● Extrait de page
= = = = =
Entre nous
VOUS AVEZ LA PAROLE
Auteur(s) : Anne Boulestin
Fonctions : (T 98)
Je suis personnellement touchée par le projet d’ordonnance de Roselyne Bachelot, car je suis praticienne attachée au CHU Henri Mondor de Créteil (Val-de-Marne), dans un laboratoire de biologie hospitalière (humaine). Exceptionnel ? Pas tant que cela. Des recherches dans l’Annuaire Roy montrent que nous sommes actuellement au moins huit en France dans ce cas. Parmi nous figurent cinq professeurs de médecine, dont deux chefs de service. Et voilà que la ministre, pharmacienne de son état, veut d’un trait de plume nous empêcher d’exercer notre métier. Nous étions compétents et reconnus par nos pairs, nous ne le serons plus par ordonnance ministérielle. Notre tort : nous sommes vétérinaires.
Au-delà de l’inquiétude pour soi-même se profile une inquiétude pour la profession tout entière. Interdire la biologie humaine aux vétérinaires, c’est leur interdire toute la biologie. En effet, le Code de la santé publique ne fait pas de distinction entre biologie « humaine » et « vétérinaire ». La « biologie vétérinaire » n’a pas d’existence légale. On commence par éliminer les hospitaliers, mais demain l’ensemble des analyses « vétérinaires » sera certainement en cause. Elles représentent les laboratoires de biologie vétérinaire comme Vébiotel, les laboratoires vétérinaires départementaux, ceux de l’Afssa, mais aussi les analyses de biochimie ou d’hématologie que beaucoup de praticiens effectuent dans leurs cabinets. Qui nous remplacera ? Sachant que 76 % des biologistes sont pharmaciens, on devine quels patients l’ordonnance de Mme Bachelot traitera en priorité.
L’argument principal de Michel Ballereau, auteur du rapport qui préconise l’éviction des vétérinaires de la biologie, est de « remédicaliser » cette spécialité. En prenant cet argument au pied de la lettre, il faudrait donc exclure les pharmaciens, dont la formation comporte essentiellement de la chimie et non des disciplines médicales comme la cardiologie, la gastro-entérologie, etc. Qui d’autre que les médecins reçoit une formation en anatomie, endocrinologie, chirurgie, etc. ? Qui d’autre que les médecins a le droit, en France, de prescrire de la morphine ? Les vétérinaires. Nous sommes donc, et nous restons, une profession plus médicale, au sens strict du terme, que les pharmaciens. La collaboration médecins-vétérinaires est nécessaire à la lutte contre les zoonoses, comme l’a souligné le sénateur René Chaumont dans un amendement au projet de loi “hôpital, patients, santé et territoires”.
= = = = =
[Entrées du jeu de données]
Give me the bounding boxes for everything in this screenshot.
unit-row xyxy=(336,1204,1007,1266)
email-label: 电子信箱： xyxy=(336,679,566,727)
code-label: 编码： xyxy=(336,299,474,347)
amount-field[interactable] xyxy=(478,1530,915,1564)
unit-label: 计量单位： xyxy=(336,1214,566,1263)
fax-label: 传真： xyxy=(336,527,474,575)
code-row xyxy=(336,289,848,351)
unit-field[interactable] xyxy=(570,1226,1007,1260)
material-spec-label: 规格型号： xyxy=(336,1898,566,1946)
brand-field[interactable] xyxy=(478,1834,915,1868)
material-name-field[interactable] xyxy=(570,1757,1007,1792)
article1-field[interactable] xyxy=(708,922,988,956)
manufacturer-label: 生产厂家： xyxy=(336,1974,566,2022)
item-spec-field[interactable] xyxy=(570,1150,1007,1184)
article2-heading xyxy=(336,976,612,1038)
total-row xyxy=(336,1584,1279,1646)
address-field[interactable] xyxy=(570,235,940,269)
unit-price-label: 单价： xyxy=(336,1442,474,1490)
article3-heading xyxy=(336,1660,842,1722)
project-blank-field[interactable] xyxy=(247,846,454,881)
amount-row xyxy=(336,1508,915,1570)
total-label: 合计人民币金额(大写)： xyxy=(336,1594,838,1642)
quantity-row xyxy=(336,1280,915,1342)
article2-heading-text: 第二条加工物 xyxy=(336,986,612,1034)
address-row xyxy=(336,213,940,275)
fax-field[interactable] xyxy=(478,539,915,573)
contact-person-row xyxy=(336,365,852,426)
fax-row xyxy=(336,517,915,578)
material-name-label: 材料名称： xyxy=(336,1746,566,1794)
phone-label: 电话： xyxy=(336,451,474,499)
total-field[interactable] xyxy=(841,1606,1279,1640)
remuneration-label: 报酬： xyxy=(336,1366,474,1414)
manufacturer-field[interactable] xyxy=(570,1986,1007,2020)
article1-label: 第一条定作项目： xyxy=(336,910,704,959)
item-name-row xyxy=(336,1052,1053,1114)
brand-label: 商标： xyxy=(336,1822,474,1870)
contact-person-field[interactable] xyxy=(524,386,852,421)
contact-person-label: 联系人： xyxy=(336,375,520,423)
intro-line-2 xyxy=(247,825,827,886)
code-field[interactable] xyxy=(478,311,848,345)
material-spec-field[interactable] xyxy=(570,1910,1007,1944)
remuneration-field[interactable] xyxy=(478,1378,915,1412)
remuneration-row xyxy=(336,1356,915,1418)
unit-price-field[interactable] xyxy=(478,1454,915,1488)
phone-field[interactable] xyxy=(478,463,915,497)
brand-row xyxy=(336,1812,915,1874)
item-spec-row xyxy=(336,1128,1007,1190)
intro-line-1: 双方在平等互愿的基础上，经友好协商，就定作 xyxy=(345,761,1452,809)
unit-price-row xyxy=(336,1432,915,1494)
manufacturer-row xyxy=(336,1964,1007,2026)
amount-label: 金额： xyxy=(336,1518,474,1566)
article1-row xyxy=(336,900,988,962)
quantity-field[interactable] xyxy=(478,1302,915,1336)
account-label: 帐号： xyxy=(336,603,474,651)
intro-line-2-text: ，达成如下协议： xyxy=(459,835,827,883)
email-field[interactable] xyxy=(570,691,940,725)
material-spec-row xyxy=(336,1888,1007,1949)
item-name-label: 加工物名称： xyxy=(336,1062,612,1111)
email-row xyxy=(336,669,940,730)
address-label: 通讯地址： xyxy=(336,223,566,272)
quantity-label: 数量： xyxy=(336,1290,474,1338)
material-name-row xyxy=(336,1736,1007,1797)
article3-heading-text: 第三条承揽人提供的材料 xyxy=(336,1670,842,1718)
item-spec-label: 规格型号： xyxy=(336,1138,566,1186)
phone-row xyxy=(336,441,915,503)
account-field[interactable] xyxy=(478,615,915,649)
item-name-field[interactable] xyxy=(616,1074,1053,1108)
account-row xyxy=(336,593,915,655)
= = = = =
● Consigne A
Réécrivez plus brièvement le paragraphe du texte sur les vétérinaires en biologie qui commence par « Au-delà de l'inquiétude pour soi-même », sans perdre ses faits principaux.
● Consigne B
Poursuivez le texte sur les vétérinaires en biologie à partir de sa dernière phrase.

● Résultat A
L'inquiétude dépasse le cas personnel et touche toute la profession. Interdire la biologie humaine aux vétérinaires revient à leur interdire toute la biologie, car le Code de la santé publique ne distingue pas biologie « humaine » et « vétérinaire ». La « biologie vétérinaire » n'a donc pas d'existence légale. Après les hospitaliers, l'ensemble des analyses « vétérinaires » sera sans doute mis en cause : laboratoires comme Vébiotel, laboratoires vétérinaires départementaux, ceux de l'Afssa, et analyses de biochimie ou d'hématologie réalisées en cabinet. Comme 76 % des biologistes sont pharmaciens, on devine quels patients l'ordonnance de Mme Bachelot traitera en priorité.

● Résultat B
Faut-il rappeler à Mme Bachelot la mise au point du BCG par Albert Calmette, médecin, et Camille Guérin, vétérinaire, la découverte de l’anatoxine tétanique par Gaston Ramon et, plus près de nous, le vaccin contre l’hépatite B par Philippe Maupas, tous deux vétérinaires ? L’apport des confrères dans la lutte contre les maladies infectieuses, même si elles ne touchent pas que nos amis les bêtes, est indéniable. Les vétérinaires que je viens de citer travaillaient tous dans des laboratoires “humains”. On m’objectera que le projet d’ordonnance nous autorise toujours à y travailler et à suivre le fameux DES de biologie médicale, mais sans valider, interpréter ni signer de résultats d’examens, donc sans y exercer de responsabilités… Savez-vous quel nom est donné à l’employé d’un laboratoire qui n’a pas le droit de valider, d’interpréter ou de signer de résultats d’examens ? Un technicien. Cela signifierait que pharmacien + DES = biologiste, vétérinaire + DES (le même) = technicien. Si cette ordonnance voit le jour, elle signifiera la dégradation irrémédiable de notre profession.
Jadis élitiste et reconnu, notre diplôme, chèrement acquis – ayant enseigné en faculté de médecine je vous le confirme : véto, c’est beaucoup plus difficile que médecine ; pharmacie, nous n’en parlerons même pas… –, vaudra tout juste un BTS ou un DUT. Notre profession doit se mobiliser et relever la tête. Ensemble, disons non au projet d’ordonnance de Roselyne Bachelot.